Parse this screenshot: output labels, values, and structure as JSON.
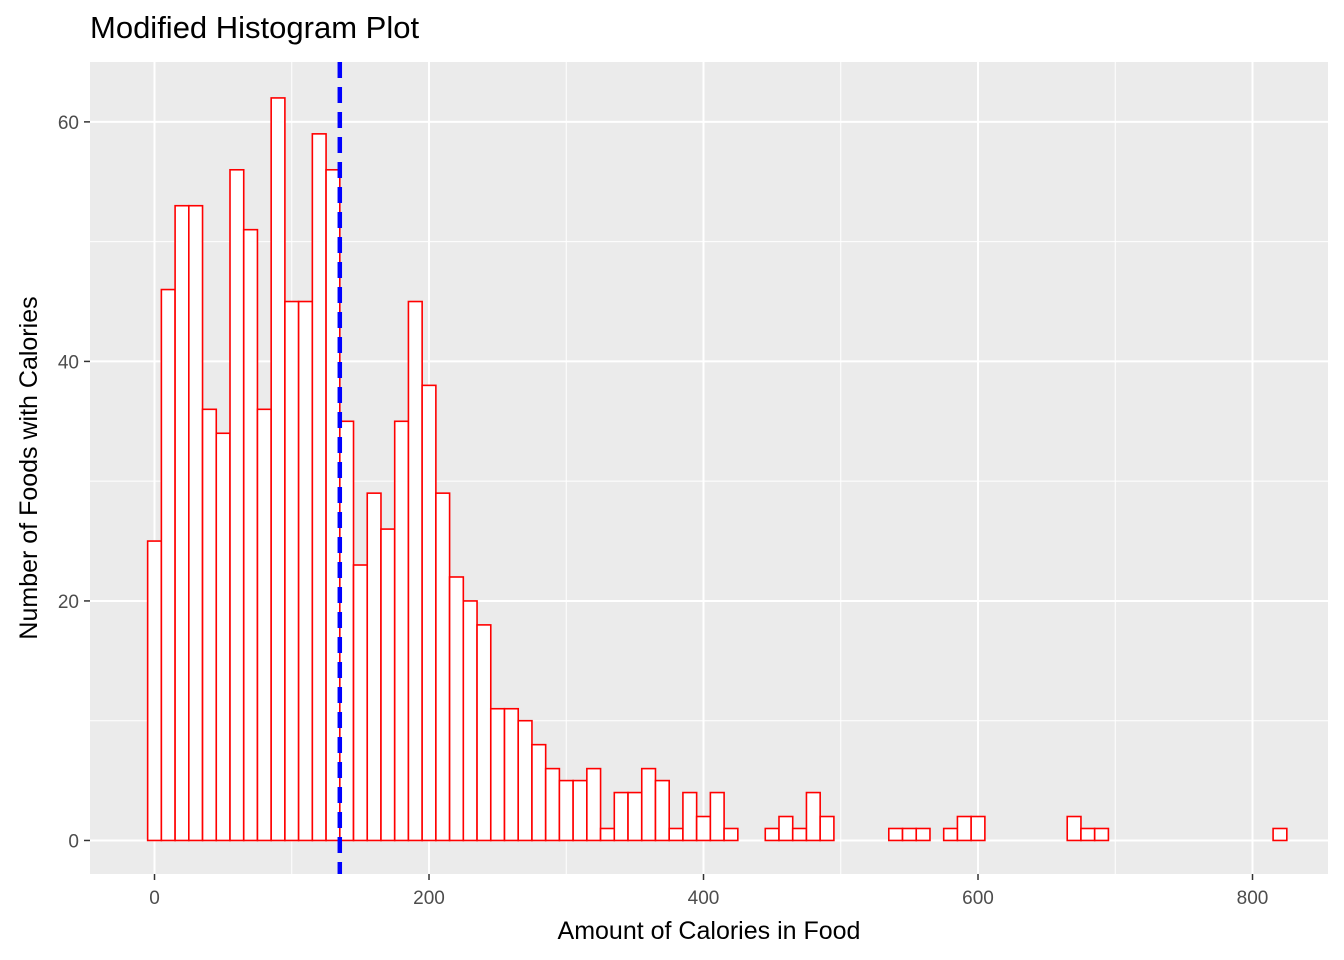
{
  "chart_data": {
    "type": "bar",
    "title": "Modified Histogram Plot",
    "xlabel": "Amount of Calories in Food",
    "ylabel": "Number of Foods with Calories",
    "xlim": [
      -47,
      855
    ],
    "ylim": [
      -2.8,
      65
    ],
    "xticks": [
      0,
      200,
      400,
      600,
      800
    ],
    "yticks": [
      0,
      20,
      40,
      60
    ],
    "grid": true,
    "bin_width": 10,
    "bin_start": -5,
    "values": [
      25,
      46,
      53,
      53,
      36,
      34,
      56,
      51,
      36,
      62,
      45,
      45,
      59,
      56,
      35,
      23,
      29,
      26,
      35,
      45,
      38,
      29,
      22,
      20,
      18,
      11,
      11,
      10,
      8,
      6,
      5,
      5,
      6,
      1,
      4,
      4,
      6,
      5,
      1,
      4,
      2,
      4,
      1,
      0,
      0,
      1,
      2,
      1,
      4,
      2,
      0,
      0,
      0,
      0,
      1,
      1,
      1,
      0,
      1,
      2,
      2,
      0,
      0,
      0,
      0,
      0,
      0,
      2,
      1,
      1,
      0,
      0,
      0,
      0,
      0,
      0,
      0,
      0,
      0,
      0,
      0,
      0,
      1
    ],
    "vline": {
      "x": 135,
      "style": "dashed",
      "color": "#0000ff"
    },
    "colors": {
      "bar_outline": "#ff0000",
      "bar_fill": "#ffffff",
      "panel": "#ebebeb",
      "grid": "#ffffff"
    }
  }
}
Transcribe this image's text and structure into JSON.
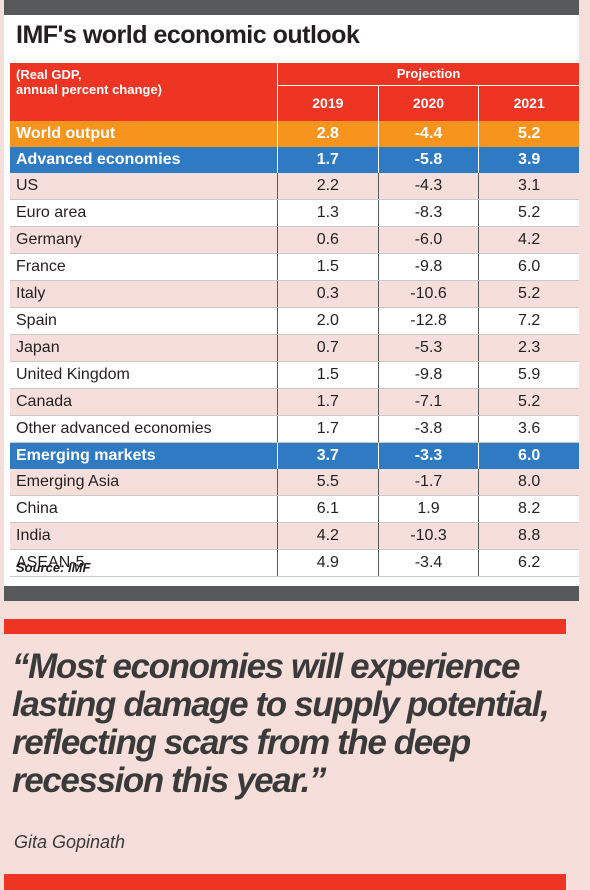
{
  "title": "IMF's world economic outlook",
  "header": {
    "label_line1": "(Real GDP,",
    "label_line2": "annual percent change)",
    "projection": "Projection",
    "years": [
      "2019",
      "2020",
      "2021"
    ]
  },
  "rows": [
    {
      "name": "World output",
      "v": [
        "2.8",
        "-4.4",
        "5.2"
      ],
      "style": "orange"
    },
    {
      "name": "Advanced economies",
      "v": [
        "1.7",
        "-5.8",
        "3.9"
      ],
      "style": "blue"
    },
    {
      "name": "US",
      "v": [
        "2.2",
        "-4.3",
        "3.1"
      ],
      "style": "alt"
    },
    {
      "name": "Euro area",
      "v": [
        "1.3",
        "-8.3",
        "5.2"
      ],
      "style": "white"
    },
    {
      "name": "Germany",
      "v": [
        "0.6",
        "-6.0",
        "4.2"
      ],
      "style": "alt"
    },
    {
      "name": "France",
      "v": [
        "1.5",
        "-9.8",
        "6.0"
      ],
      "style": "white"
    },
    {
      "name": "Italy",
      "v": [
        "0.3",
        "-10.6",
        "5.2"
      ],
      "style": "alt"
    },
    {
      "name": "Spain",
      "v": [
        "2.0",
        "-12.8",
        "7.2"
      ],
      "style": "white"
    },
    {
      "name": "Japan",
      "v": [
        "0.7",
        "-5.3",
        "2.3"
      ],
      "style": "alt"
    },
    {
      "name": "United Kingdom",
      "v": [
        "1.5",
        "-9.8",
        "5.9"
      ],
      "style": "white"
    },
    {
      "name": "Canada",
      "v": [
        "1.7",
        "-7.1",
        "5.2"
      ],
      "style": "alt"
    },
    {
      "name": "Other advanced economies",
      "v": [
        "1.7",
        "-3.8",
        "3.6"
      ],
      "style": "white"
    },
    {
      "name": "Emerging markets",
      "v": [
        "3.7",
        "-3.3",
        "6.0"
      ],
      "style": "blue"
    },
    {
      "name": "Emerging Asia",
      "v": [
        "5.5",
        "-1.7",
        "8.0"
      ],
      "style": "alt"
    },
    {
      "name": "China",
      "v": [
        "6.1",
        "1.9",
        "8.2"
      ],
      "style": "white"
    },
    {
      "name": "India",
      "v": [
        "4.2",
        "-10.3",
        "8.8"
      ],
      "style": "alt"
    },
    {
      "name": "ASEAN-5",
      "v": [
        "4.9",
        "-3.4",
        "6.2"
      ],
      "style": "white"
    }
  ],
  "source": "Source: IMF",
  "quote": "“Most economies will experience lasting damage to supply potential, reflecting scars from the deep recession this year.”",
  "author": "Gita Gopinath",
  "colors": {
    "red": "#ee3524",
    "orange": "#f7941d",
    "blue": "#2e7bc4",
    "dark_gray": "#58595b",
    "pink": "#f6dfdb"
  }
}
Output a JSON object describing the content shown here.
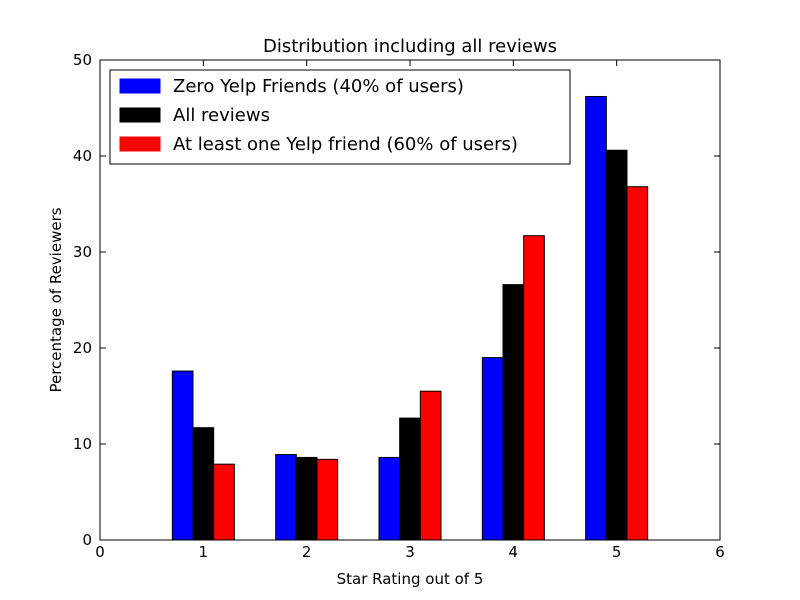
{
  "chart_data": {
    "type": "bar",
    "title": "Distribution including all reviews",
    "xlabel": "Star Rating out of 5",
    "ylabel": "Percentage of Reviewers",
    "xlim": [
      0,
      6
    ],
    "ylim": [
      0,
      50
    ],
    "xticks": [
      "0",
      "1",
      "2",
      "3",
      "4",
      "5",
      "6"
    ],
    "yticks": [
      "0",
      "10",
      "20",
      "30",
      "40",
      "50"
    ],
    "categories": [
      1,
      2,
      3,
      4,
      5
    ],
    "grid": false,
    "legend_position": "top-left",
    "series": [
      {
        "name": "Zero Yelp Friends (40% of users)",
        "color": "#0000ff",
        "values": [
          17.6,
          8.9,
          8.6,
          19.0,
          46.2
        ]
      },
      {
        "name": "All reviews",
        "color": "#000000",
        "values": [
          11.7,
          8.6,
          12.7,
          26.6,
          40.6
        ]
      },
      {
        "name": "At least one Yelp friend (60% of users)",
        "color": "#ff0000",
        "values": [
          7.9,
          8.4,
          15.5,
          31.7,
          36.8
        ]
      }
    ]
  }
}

● ● ●

• **TASK PROMPT**
Output the data above without changes, apart from leaving out the pictures.

• **TASK RESULT**
Parse this screenshot: output labels, values, and structure as JSON.
{
  "chart_data": {
    "type": "bar",
    "title": "Modified Histogram Plot",
    "xlabel": "Amount of Calories in Food",
    "ylabel": "Number of Foods with Calories",
    "xlim": [
      -47,
      855
    ],
    "ylim": [
      -2.8,
      65
    ],
    "xticks": [
      0,
      200,
      400,
      600,
      800
    ],
    "yticks": [
      0,
      20,
      40,
      60
    ],
    "grid": true,
    "bin_width": 10,
    "bin_start": -5,
    "values": [
      25,
      46,
      53,
      53,
      36,
      34,
      56,
      51,
      36,
      62,
      45,
      45,
      59,
      56,
      35,
      23,
      29,
      26,
      35,
      45,
      38,
      29,
      22,
      20,
      18,
      11,
      11,
      10,
      8,
      6,
      5,
      5,
      6,
      1,
      4,
      4,
      6,
      5,
      1,
      4,
      2,
      4,
      1,
      0,
      0,
      1,
      2,
      1,
      4,
      2,
      0,
      0,
      0,
      0,
      1,
      1,
      1,
      0,
      1,
      2,
      2,
      0,
      0,
      0,
      0,
      0,
      0,
      2,
      1,
      1,
      0,
      0,
      0,
      0,
      0,
      0,
      0,
      0,
      0,
      0,
      0,
      0,
      1
    ],
    "vline": {
      "x": 135,
      "style": "dashed",
      "color": "#0000ff"
    },
    "colors": {
      "bar_outline": "#ff0000",
      "bar_fill": "#ffffff",
      "panel": "#ebebeb",
      "grid": "#ffffff"
    }
  }
}
Transcribe this image's text and structure into JSON.
{
  "title": "IMF's world economic outlook",
  "header": {
    "label_line1": "(Real GDP,",
    "label_line2": "annual percent change)",
    "projection": "Projection",
    "years": [
      "2019",
      "2020",
      "2021"
    ]
  },
  "rows": [
    {
      "name": "World output",
      "v": [
        "2.8",
        "-4.4",
        "5.2"
      ],
      "style": "orange"
    },
    {
      "name": "Advanced economies",
      "v": [
        "1.7",
        "-5.8",
        "3.9"
      ],
      "style": "blue"
    },
    {
      "name": "US",
      "v": [
        "2.2",
        "-4.3",
        "3.1"
      ],
      "style": "alt"
    },
    {
      "name": "Euro area",
      "v": [
        "1.3",
        "-8.3",
        "5.2"
      ],
      "style": "white"
    },
    {
      "name": "Germany",
      "v": [
        "0.6",
        "-6.0",
        "4.2"
      ],
      "style": "alt"
    },
    {
      "name": "France",
      "v": [
        "1.5",
        "-9.8",
        "6.0"
      ],
      "style": "white"
    },
    {
      "name": "Italy",
      "v": [
        "0.3",
        "-10.6",
        "5.2"
      ],
      "style": "alt"
    },
    {
      "name": "Spain",
      "v": [
        "2.0",
        "-12.8",
        "7.2"
      ],
      "style": "white"
    },
    {
      "name": "Japan",
      "v": [
        "0.7",
        "-5.3",
        "2.3"
      ],
      "style": "alt"
    },
    {
      "name": "United Kingdom",
      "v": [
        "1.5",
        "-9.8",
        "5.9"
      ],
      "style": "white"
    },
    {
      "name": "Canada",
      "v": [
        "1.7",
        "-7.1",
        "5.2"
      ],
      "style": "alt"
    },
    {
      "name": "Other advanced economies",
      "v": [
        "1.7",
        "-3.8",
        "3.6"
      ],
      "style": "white"
    },
    {
      "name": "Emerging markets",
      "v": [
        "3.7",
        "-3.3",
        "6.0"
      ],
      "style": "blue"
    },
    {
      "name": "Emerging Asia",
      "v": [
        "5.5",
        "-1.7",
        "8.0"
      ],
      "style": "alt"
    },
    {
      "name": "China",
      "v": [
        "6.1",
        "1.9",
        "8.2"
      ],
      "style": "white"
    },
    {
      "name": "India",
      "v": [
        "4.2",
        "-10.3",
        "8.8"
      ],
      "style": "alt"
    },
    {
      "name": "ASEAN-5",
      "v": [
        "4.9",
        "-3.4",
        "6.2"
      ],
      "style": "white"
    }
  ],
  "source": "Source: IMF",
  "quote": "“Most economies will experience lasting damage to supply potential, reflecting scars from the deep recession this year.”",
  "author": "Gita Gopinath",
  "colors": {
    "red": "#ee3524",
    "orange": "#f7941d",
    "blue": "#2e7bc4",
    "dark_gray": "#58595b",
    "pink": "#f6dfdb"
  }
}
Output a JSON object describing the content shown here.
{
  "chart_data": {
    "type": "bar",
    "title": "Distribution including all reviews",
    "xlabel": "Star Rating out of 5",
    "ylabel": "Percentage of Reviewers",
    "xlim": [
      0,
      6
    ],
    "ylim": [
      0,
      50
    ],
    "xticks": [
      "0",
      "1",
      "2",
      "3",
      "4",
      "5",
      "6"
    ],
    "yticks": [
      "0",
      "10",
      "20",
      "30",
      "40",
      "50"
    ],
    "categories": [
      1,
      2,
      3,
      4,
      5
    ],
    "grid": false,
    "legend_position": "top-left",
    "series": [
      {
        "name": "Zero Yelp Friends (40% of users)",
        "color": "#0000ff",
        "values": [
          17.6,
          8.9,
          8.6,
          19.0,
          46.2
        ]
      },
      {
        "name": "All reviews",
        "color": "#000000",
        "values": [
          11.7,
          8.6,
          12.7,
          26.6,
          40.6
        ]
      },
      {
        "name": "At least one Yelp friend (60% of users)",
        "color": "#ff0000",
        "values": [
          7.9,
          8.4,
          15.5,
          31.7,
          36.8
        ]
      }
    ]
  }
}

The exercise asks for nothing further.